>> BEGIN Records provided
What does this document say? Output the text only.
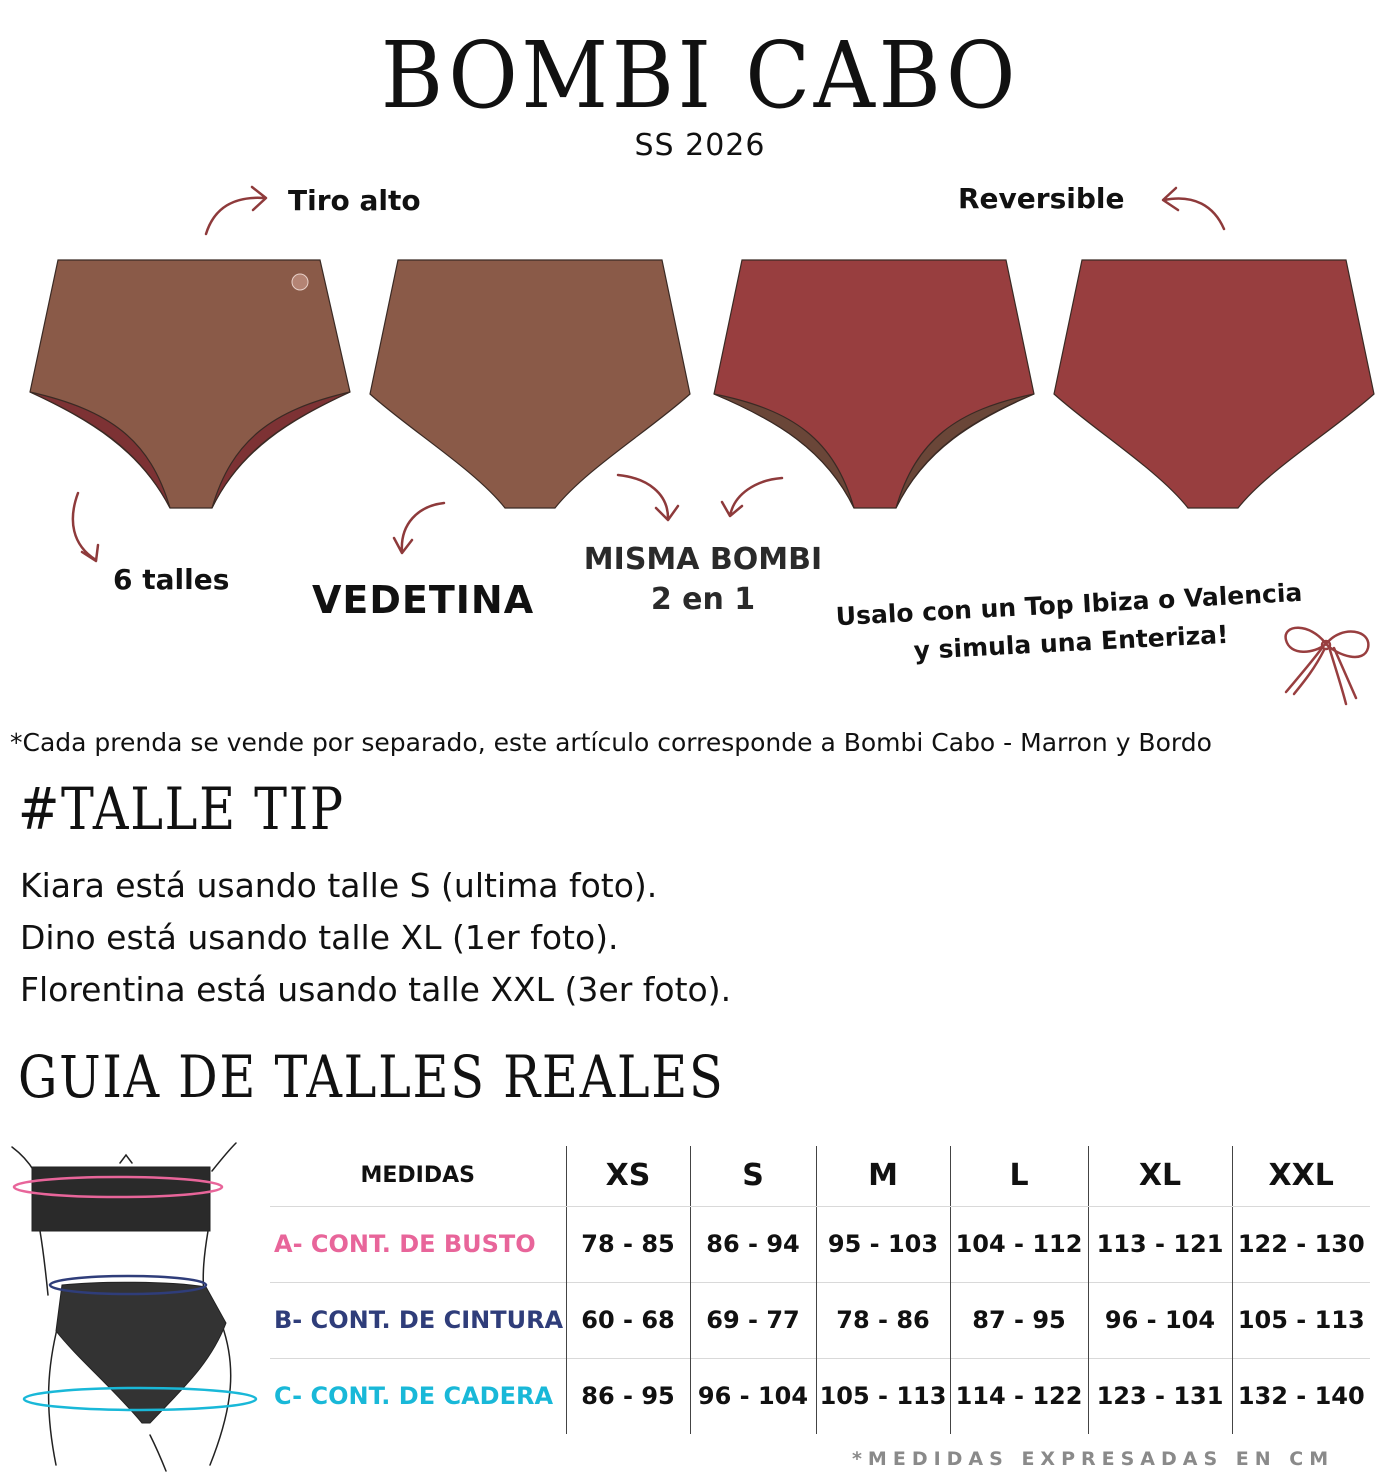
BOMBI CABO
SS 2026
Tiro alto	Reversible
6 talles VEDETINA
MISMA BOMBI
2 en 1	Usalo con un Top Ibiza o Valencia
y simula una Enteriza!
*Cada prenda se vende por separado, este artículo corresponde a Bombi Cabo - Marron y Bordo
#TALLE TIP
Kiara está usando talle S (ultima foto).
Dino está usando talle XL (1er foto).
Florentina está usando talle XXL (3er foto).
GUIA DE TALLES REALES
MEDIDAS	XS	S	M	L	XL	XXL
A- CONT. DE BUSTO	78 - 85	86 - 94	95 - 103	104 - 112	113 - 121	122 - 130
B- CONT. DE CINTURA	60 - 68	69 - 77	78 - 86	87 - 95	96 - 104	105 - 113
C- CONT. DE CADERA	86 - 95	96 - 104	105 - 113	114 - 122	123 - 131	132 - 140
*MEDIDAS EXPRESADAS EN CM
>> END Records provided
>> BEGIN Records provided
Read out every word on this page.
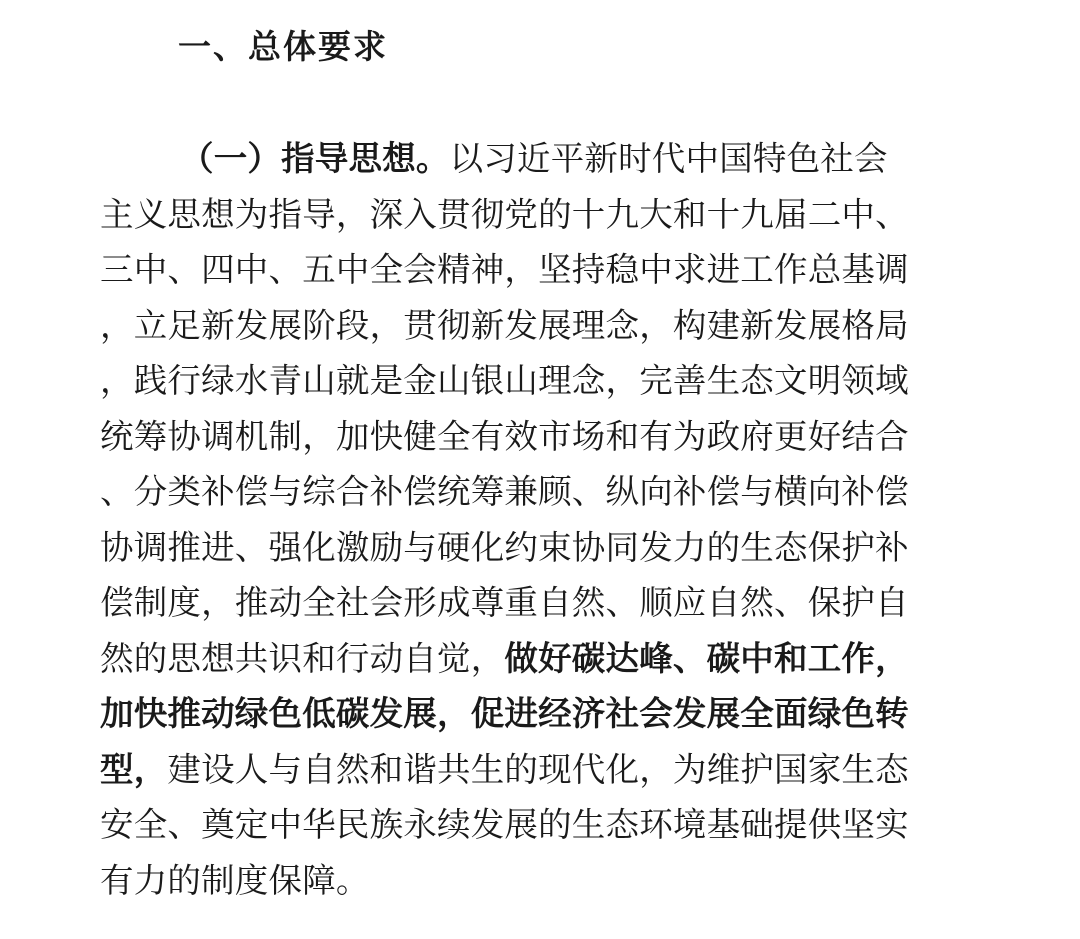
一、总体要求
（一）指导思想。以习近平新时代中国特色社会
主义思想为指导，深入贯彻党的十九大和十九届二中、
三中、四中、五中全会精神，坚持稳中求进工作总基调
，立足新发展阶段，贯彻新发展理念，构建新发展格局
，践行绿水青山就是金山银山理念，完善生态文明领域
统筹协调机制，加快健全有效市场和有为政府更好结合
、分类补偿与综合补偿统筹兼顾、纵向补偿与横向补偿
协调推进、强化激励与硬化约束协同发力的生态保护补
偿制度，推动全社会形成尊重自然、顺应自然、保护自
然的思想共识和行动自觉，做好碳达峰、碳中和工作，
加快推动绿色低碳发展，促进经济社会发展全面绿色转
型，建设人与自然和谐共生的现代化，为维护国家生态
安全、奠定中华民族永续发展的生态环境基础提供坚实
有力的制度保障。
>> END Records provided
>> BEGIN Records provided
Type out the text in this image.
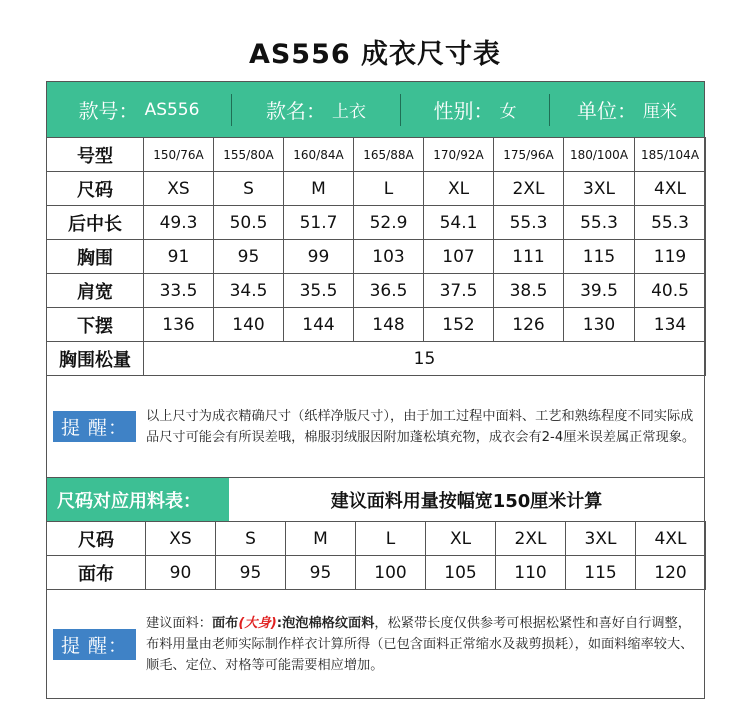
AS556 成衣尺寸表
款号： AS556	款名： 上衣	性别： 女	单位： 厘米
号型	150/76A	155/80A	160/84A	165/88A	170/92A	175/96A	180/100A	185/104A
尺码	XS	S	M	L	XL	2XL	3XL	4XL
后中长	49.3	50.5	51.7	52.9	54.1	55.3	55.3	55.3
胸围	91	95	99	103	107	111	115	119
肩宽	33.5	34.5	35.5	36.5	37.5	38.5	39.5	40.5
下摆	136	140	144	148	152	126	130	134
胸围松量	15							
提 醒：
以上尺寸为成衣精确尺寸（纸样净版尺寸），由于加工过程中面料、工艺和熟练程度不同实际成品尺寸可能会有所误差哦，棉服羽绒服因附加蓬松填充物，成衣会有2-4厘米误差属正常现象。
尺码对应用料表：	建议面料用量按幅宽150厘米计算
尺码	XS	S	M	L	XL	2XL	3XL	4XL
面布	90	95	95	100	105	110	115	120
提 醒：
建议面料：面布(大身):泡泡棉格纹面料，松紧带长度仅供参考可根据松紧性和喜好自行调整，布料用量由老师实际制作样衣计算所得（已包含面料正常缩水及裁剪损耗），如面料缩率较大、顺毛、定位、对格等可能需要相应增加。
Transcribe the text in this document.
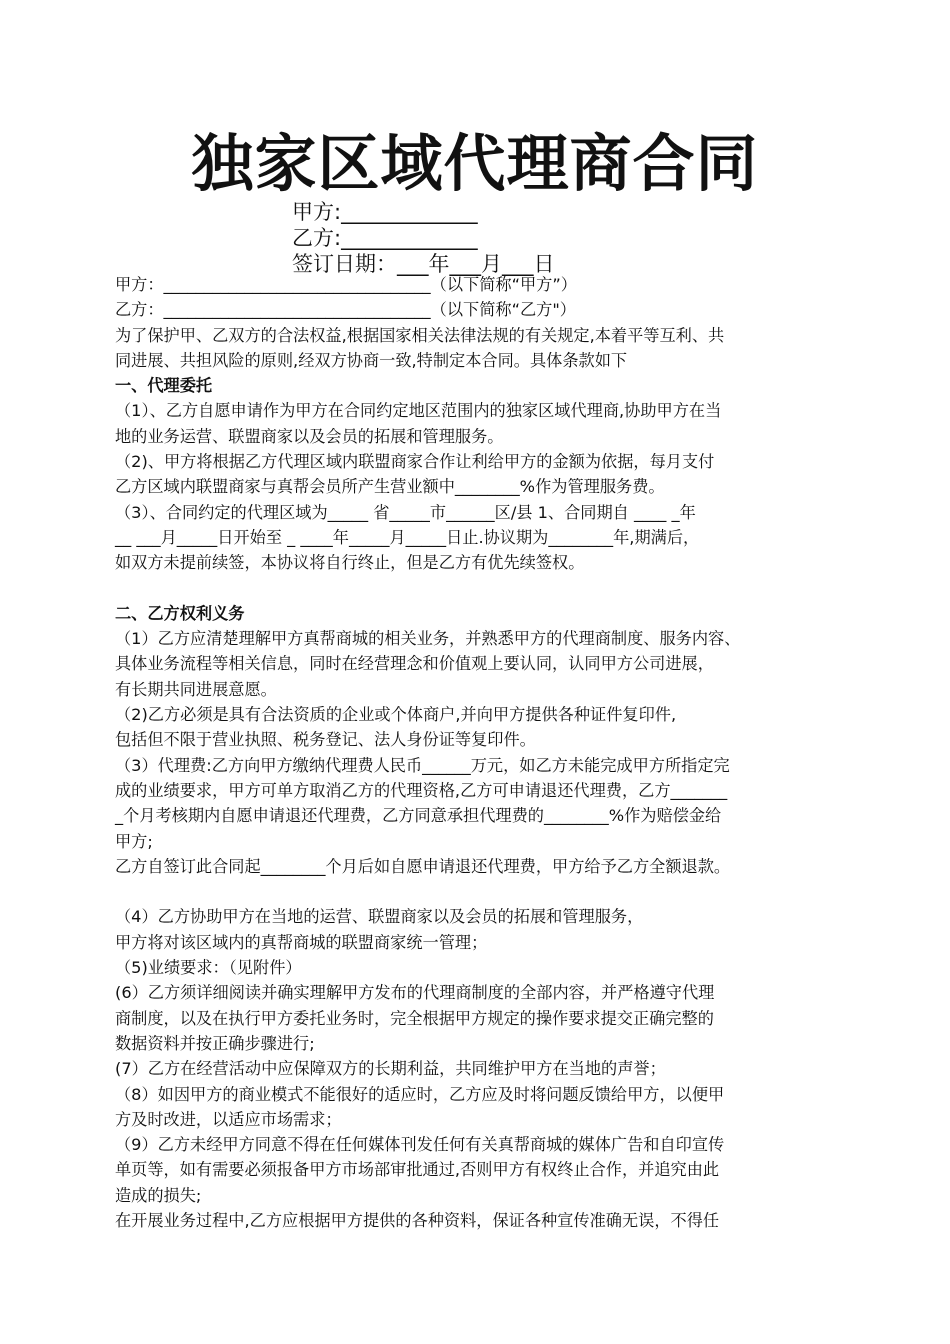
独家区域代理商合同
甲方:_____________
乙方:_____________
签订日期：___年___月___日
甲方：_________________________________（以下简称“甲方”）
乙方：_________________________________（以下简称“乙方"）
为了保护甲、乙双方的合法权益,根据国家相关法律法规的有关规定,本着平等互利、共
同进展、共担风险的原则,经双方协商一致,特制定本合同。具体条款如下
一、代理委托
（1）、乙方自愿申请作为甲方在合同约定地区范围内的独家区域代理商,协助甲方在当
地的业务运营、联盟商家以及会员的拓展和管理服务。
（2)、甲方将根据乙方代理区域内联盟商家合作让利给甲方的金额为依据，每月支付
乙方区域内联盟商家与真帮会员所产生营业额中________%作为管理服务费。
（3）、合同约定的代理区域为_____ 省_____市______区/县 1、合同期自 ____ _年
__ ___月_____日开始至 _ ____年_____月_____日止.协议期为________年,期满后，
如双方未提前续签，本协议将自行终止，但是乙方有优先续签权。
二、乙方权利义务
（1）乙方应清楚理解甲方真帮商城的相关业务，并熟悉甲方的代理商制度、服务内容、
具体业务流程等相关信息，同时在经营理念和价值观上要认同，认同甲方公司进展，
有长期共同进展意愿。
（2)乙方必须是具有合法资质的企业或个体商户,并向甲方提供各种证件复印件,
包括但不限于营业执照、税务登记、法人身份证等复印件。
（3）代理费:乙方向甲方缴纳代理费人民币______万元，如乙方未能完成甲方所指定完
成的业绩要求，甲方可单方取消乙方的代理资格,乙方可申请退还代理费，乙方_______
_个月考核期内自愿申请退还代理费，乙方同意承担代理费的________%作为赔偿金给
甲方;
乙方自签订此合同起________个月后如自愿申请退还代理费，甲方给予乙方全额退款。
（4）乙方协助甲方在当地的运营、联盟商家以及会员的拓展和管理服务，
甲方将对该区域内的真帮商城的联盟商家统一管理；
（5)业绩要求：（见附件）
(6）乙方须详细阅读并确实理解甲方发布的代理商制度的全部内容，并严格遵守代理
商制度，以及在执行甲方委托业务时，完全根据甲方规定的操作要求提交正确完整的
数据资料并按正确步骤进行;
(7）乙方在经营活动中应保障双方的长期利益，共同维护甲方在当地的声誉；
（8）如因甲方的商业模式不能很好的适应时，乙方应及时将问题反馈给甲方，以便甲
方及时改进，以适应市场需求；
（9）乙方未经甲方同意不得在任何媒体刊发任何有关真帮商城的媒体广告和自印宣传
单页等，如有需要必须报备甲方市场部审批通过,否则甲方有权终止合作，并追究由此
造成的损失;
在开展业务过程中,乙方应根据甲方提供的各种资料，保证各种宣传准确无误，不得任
>> END Records provided
▶ _Short problem_:
Count the lines in the records above that contain the word "document", and give only that number.

▶ _Answer for the task_:
2